- THE PROBLEM -
Copy out the records verbatim, from the start through the line containing "The two-piece body 52 is at (825, 5).", including that line.

○ ○ ○ ○ ○ ○ ○

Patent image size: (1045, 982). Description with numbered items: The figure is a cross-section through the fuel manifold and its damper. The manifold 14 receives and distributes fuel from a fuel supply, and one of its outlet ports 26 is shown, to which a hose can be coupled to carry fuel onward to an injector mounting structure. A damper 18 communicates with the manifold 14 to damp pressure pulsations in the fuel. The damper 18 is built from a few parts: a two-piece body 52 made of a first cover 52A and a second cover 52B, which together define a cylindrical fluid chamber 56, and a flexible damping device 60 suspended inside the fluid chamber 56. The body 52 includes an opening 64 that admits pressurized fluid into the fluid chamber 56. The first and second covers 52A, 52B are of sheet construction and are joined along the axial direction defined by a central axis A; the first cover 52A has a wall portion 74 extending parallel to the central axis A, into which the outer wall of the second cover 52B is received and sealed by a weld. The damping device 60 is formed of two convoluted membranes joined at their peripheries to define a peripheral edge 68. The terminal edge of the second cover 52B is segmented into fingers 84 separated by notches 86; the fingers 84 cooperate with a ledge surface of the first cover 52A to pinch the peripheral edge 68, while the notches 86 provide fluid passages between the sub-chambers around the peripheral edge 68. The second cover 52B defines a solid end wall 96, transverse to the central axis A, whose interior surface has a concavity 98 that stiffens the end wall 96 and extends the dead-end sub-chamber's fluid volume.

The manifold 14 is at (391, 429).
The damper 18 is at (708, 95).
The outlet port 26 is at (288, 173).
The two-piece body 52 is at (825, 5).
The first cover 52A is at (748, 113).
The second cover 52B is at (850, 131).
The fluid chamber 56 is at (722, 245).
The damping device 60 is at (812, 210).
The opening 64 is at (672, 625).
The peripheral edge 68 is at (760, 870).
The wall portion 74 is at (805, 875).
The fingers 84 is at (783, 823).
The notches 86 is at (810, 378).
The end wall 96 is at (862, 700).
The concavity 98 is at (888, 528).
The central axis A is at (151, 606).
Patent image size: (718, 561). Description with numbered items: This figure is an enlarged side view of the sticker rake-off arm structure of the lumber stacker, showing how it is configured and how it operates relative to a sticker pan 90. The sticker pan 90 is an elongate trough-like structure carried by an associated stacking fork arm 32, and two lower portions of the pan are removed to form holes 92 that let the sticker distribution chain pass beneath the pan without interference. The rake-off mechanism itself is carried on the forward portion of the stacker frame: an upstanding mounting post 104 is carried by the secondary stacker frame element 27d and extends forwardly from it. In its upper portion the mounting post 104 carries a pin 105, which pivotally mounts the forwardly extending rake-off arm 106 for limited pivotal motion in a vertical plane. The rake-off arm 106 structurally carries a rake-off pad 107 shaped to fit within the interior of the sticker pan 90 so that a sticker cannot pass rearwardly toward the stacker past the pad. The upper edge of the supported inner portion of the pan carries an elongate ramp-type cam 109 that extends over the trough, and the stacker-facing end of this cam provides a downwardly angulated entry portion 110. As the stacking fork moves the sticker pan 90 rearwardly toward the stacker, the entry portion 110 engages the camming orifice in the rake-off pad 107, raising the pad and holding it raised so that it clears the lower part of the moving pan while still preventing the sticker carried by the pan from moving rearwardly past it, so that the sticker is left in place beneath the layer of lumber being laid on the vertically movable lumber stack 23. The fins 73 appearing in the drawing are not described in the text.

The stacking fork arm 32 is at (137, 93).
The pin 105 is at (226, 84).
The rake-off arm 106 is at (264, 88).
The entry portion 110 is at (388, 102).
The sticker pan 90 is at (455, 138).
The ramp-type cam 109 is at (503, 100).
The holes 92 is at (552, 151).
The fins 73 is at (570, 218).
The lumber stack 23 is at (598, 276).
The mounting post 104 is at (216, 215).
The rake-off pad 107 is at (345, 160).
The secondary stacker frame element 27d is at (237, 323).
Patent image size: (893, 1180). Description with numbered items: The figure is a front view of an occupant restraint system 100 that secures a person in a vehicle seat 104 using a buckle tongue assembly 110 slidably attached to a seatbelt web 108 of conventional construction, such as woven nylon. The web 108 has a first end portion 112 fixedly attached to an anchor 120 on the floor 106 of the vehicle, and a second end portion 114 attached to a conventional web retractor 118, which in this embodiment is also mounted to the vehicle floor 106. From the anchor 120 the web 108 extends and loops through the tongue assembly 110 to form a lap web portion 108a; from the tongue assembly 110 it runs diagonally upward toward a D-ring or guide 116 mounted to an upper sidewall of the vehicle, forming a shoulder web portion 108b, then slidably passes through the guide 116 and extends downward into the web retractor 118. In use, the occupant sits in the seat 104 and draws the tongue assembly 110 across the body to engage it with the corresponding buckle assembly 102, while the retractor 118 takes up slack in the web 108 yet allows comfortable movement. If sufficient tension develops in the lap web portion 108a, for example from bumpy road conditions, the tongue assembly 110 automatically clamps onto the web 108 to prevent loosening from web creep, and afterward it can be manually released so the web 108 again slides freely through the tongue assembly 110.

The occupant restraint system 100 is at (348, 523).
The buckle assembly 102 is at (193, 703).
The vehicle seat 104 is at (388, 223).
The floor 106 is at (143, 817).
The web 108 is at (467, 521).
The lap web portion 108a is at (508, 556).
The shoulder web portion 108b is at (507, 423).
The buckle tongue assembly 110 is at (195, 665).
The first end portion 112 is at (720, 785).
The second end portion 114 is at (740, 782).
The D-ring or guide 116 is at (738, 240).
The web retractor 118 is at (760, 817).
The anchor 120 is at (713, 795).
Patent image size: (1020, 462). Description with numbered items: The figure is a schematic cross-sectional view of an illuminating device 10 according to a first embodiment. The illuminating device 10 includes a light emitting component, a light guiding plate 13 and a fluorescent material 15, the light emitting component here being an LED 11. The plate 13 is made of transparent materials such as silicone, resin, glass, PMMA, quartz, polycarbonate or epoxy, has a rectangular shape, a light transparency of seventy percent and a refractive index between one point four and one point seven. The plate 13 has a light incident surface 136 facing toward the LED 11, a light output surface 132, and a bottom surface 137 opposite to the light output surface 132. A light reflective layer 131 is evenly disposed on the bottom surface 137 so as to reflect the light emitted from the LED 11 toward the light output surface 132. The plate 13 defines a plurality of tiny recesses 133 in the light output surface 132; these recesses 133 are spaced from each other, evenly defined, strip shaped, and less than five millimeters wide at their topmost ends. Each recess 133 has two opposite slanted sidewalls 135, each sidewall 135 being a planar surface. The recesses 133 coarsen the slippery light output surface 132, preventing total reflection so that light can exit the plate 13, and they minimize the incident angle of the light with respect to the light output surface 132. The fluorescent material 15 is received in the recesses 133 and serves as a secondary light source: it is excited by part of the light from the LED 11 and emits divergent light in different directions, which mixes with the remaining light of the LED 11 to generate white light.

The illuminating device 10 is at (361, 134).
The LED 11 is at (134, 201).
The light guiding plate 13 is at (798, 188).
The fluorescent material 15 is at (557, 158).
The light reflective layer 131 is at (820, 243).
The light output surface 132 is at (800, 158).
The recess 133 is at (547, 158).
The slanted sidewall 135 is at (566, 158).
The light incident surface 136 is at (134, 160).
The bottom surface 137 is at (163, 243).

○ ○ ○ ○ ○ ○ ○

- EXPECTED ANSWER -
Patent image size: (1045, 982). Description with numbered items: The figure is a cross-section through the fuel manifold and its damper. The manifold 14 receives and distributes fuel from a fuel supply, and one of its outlet ports 26 is shown, to which a hose can be coupled to carry fuel onward to an injector mounting structure. A damper 18 communicates with the manifold 14 to damp pressure pulsations in the fuel. The damper 18 is built from a few parts: a two-piece body 52 made of a first cover 52A and a second cover 52B, which together define a cylindrical fluid chamber 56, and a flexible damping device 60 suspended inside the fluid chamber 56. The body 52 includes an opening 64 that admits pressurized fluid into the fluid chamber 56. The first and second covers 52A, 52B are of sheet construction and are joined along the axial direction defined by a central axis A; the first cover 52A has a wall portion 74 extending parallel to the central axis A, into which the outer wall of the second cover 52B is received and sealed by a weld. The damping device 60 is formed of two convoluted membranes joined at their peripheries to define a peripheral edge 68. The terminal edge of the second cover 52B is segmented into fingers 84 separated by notches 86; the fingers 84 cooperate with a ledge surface of the first cover 52A to pinch the peripheral edge 68, while the notches 86 provide fluid passages between the sub-chambers around the peripheral edge 68. The second cover 52B defines a solid end wall 96, transverse to the central axis A, whose interior surface has a concavity 98 that stiffens the end wall 96 and extends the dead-end sub-chamber's fluid volume.

The manifold 14 is at (391, 429).
The damper 18 is at (708, 95).
The outlet port 26 is at (288, 173).
The two-piece body 52 is at (825, 5).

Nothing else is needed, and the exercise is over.